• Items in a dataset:
=-=-=
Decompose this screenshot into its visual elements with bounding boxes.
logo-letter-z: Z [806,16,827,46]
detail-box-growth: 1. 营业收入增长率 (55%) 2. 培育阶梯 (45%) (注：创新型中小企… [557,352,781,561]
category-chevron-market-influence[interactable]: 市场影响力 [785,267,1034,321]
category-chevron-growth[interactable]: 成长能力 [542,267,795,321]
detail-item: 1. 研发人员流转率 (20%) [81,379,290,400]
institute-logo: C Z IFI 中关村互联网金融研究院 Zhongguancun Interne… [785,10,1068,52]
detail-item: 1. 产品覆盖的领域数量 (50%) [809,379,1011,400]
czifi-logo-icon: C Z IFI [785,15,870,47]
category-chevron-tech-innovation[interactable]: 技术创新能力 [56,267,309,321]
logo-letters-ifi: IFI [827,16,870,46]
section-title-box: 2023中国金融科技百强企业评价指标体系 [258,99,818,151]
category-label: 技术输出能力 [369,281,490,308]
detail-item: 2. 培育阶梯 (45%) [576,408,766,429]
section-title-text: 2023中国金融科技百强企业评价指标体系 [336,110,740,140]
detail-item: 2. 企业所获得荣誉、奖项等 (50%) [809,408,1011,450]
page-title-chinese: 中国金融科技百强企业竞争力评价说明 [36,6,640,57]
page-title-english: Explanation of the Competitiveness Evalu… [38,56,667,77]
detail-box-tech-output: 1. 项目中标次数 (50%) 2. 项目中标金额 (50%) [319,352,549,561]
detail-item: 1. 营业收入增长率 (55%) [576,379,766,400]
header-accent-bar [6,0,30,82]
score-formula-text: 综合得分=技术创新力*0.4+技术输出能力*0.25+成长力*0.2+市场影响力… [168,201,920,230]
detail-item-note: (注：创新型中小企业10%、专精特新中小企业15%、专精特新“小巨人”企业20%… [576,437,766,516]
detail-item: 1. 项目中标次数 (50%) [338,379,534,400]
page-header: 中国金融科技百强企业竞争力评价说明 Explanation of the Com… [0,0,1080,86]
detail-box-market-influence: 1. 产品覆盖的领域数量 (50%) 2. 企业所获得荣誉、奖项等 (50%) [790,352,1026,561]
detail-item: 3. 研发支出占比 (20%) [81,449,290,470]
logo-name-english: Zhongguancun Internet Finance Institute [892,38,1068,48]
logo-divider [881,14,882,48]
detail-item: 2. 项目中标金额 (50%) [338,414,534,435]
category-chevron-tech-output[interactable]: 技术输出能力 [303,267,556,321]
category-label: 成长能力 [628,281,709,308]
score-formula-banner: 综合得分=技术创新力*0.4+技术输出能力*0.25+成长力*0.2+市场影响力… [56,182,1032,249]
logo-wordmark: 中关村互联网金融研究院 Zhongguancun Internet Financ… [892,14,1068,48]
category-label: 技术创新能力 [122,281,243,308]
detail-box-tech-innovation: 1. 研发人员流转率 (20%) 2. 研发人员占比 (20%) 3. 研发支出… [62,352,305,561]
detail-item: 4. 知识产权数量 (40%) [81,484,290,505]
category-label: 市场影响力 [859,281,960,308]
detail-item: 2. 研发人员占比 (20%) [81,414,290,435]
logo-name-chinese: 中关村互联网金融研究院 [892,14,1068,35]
=-=-=
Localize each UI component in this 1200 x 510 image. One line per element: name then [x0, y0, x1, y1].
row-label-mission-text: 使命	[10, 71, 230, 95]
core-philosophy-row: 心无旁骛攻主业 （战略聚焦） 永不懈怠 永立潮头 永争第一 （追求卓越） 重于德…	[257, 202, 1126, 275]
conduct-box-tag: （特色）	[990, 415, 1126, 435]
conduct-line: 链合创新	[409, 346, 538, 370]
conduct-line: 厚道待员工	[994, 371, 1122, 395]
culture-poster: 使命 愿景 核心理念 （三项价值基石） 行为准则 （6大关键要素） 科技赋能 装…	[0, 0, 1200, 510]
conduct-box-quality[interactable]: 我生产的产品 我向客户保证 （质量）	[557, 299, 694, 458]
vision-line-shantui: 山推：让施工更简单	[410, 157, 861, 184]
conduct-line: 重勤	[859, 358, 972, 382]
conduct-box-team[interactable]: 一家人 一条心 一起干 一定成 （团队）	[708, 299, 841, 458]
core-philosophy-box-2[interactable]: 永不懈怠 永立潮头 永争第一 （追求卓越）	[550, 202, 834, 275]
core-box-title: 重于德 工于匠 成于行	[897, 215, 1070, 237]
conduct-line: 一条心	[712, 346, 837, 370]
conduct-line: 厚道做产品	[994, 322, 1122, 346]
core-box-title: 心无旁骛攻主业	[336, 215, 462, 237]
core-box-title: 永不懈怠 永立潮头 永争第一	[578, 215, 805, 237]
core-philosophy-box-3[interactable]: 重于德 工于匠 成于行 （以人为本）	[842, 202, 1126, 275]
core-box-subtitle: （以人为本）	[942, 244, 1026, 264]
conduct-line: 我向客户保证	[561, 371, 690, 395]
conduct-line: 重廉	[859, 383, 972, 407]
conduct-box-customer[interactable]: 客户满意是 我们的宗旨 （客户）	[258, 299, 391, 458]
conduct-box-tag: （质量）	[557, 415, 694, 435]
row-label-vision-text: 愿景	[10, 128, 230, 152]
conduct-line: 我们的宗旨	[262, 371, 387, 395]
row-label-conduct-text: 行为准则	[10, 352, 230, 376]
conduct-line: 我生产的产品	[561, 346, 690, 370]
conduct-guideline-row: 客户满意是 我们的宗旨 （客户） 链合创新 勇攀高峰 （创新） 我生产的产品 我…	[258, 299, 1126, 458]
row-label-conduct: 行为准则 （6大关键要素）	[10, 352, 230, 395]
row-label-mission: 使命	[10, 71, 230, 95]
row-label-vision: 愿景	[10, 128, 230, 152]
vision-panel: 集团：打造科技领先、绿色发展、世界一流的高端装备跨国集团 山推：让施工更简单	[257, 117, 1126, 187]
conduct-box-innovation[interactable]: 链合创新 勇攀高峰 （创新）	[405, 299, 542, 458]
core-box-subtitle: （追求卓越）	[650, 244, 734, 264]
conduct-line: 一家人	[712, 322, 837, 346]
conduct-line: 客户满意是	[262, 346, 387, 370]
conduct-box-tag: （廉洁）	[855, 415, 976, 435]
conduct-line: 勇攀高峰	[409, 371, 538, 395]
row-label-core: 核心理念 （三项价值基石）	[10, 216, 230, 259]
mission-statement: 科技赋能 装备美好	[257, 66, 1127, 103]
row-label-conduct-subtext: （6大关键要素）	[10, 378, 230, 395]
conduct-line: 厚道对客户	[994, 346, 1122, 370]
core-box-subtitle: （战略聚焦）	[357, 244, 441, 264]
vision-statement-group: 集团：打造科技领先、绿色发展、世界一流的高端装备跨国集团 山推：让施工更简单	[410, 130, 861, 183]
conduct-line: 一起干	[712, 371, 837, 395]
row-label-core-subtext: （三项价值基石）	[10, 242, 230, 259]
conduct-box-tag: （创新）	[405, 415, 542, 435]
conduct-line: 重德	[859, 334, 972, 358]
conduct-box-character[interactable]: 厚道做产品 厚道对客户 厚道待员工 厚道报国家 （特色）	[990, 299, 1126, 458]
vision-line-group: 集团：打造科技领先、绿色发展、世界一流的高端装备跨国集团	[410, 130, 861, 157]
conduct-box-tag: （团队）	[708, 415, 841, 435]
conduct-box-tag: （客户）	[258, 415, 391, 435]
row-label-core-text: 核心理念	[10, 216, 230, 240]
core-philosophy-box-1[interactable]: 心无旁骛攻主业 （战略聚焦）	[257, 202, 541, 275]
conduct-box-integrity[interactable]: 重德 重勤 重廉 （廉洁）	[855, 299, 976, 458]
=-=-=
• What you have to do: Copy out the data from the line containing "Decompose this screenshot" through the line containing "institute-logo: C Z", including both of those lines.

• Answer to this exercise:
Decompose this screenshot into its visual elements with bounding boxes.
logo-letter-z: Z [806,16,827,46]
detail-box-growth: 1. 营业收入增长率 (55%) 2. 培育阶梯 (45%) (注：创新型中小企… [557,352,781,561]
category-chevron-market-influence[interactable]: 市场影响力 [785,267,1034,321]
category-chevron-growth[interactable]: 成长能力 [542,267,795,321]
detail-item: 1. 研发人员流转率 (20%) [81,379,290,400]
institute-logo: C Z IFI 中关村互联网金融研究院 Zhongguancun Interne… [785,10,1068,52]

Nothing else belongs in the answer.